Data excerpts
▼

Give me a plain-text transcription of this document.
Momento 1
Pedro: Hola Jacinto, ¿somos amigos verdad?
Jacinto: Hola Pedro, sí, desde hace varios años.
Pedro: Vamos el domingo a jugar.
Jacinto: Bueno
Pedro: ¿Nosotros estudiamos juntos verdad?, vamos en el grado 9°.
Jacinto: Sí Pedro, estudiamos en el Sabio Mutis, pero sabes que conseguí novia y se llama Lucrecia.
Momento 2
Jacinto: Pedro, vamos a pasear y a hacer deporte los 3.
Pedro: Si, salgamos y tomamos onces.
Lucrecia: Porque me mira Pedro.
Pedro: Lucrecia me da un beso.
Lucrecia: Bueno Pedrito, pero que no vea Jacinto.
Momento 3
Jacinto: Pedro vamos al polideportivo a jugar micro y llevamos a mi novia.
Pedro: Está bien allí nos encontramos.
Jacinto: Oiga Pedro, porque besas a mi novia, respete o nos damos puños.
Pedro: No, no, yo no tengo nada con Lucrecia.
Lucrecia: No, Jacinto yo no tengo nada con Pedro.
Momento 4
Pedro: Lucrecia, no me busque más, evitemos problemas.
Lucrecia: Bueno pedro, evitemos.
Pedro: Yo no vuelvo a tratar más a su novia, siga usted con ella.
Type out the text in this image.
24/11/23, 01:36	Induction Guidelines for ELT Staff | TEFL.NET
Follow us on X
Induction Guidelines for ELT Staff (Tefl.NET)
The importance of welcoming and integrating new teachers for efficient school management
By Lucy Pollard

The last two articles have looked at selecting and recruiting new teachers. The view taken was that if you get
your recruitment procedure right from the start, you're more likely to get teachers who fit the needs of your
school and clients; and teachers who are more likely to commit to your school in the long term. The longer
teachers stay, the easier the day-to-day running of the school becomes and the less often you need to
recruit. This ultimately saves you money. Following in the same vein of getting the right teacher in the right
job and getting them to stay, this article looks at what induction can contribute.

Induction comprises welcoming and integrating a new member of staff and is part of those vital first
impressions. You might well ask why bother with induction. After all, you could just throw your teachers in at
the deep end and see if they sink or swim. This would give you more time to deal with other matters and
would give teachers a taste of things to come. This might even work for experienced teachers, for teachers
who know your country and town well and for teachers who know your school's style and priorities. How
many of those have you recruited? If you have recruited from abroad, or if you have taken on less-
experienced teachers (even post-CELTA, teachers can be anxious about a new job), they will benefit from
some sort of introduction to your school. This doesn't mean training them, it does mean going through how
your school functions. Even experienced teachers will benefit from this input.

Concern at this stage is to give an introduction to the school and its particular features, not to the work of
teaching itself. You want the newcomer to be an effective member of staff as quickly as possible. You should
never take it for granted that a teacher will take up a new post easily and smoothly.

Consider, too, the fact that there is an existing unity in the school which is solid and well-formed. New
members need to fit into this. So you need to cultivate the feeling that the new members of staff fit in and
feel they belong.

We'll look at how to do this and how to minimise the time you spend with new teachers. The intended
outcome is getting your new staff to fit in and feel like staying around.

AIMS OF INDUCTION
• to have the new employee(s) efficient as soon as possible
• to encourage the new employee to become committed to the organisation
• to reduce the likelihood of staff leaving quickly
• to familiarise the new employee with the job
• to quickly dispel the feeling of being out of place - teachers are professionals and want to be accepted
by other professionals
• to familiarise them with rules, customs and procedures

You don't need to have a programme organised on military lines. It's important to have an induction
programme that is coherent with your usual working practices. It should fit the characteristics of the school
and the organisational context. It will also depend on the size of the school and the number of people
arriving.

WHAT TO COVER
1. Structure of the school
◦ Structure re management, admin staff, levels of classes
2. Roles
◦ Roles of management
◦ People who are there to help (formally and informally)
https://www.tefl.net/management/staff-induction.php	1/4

▲

▶ Given instruction
Find every line in the records above that contains the word "Lucrecia", and copy each one.

▶ Solution to this problem
Jacinto: Sí Pedro, estudiamos en el Sabio Mutis, pero sabes que conseguí novia y se llama Lucrecia.
Lucrecia: Porque me mira Pedro.
Pedro: Lucrecia me da un beso.
Lucrecia: Bueno Pedrito, pero que no vea Jacinto.
Pedro: No, no, yo no tengo nada con Lucrecia.
Lucrecia: No, Jacinto yo no tengo nada con Pedro.
Pedro: Lucrecia, no me busque más, evitemos problemas.
Lucrecia: Bueno pedro, evitemos.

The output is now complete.